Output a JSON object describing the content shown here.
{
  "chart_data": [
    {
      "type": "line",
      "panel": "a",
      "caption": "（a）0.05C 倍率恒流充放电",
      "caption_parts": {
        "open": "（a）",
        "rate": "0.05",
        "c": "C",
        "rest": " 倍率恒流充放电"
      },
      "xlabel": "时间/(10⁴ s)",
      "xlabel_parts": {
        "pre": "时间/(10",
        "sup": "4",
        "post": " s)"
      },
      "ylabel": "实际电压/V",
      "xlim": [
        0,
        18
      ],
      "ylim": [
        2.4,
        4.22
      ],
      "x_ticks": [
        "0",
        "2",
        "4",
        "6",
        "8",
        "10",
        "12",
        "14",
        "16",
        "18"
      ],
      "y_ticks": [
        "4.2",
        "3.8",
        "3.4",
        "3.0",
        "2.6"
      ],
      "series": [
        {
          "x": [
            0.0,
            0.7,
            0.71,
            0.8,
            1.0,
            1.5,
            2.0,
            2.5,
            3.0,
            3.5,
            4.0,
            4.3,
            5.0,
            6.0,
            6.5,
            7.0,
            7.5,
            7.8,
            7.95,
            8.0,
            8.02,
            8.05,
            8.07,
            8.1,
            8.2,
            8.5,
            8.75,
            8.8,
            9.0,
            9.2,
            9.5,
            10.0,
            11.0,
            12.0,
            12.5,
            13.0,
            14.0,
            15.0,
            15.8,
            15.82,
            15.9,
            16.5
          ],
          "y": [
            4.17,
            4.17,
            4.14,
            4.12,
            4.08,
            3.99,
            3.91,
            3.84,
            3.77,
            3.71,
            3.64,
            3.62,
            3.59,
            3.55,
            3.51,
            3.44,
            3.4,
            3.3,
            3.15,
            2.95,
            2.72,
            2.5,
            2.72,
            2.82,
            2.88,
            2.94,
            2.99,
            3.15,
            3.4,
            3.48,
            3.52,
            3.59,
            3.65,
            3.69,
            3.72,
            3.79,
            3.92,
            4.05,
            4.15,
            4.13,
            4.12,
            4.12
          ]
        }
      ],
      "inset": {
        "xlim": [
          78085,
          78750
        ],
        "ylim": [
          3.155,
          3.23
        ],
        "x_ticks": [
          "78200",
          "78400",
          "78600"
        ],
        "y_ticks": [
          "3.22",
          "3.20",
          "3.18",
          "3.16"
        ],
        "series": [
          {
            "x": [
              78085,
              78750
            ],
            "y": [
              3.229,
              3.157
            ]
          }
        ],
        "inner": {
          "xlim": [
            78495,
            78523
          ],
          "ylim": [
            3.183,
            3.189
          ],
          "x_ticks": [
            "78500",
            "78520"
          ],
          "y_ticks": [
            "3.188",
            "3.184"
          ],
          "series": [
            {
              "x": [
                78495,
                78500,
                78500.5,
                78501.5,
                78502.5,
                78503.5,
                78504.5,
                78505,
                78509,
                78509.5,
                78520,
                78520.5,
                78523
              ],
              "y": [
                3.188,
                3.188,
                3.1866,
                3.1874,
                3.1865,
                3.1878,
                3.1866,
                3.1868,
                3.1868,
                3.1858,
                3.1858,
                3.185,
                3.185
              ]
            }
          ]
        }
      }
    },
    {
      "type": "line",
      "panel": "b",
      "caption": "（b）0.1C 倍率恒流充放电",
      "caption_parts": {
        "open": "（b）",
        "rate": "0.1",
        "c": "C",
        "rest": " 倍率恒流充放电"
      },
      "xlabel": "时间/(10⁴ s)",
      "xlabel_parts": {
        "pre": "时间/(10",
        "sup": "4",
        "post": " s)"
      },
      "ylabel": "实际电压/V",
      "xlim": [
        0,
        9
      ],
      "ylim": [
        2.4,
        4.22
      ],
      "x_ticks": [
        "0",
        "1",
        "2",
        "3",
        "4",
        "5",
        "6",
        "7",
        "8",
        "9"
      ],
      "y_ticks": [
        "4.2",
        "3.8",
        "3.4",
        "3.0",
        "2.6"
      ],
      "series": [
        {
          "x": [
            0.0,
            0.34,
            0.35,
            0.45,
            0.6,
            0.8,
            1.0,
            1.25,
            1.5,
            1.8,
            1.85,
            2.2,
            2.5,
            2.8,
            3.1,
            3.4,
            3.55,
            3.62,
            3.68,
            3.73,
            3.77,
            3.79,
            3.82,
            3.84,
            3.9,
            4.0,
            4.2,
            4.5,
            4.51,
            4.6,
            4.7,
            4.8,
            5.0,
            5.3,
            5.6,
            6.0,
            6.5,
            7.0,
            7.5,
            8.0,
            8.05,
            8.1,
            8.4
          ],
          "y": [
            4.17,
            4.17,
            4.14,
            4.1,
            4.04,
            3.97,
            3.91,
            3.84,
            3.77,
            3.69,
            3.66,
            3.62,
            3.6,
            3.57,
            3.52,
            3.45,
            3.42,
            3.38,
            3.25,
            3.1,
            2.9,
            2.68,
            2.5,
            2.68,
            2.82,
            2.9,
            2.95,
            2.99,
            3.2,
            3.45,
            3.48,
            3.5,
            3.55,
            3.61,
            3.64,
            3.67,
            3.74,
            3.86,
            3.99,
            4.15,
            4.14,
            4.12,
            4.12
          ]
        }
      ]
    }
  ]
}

WRITTEN EXERCISE: Read the data above. Pull out each line in which the string "倍率恒流充放电" appears.

COMPLETED TASK:
      "caption": "（a）0.05C 倍率恒流充放电",
        "rest": " 倍率恒流充放电"
      "caption": "（b）0.1C 倍率恒流充放电",
        "rest": " 倍率恒流充放电"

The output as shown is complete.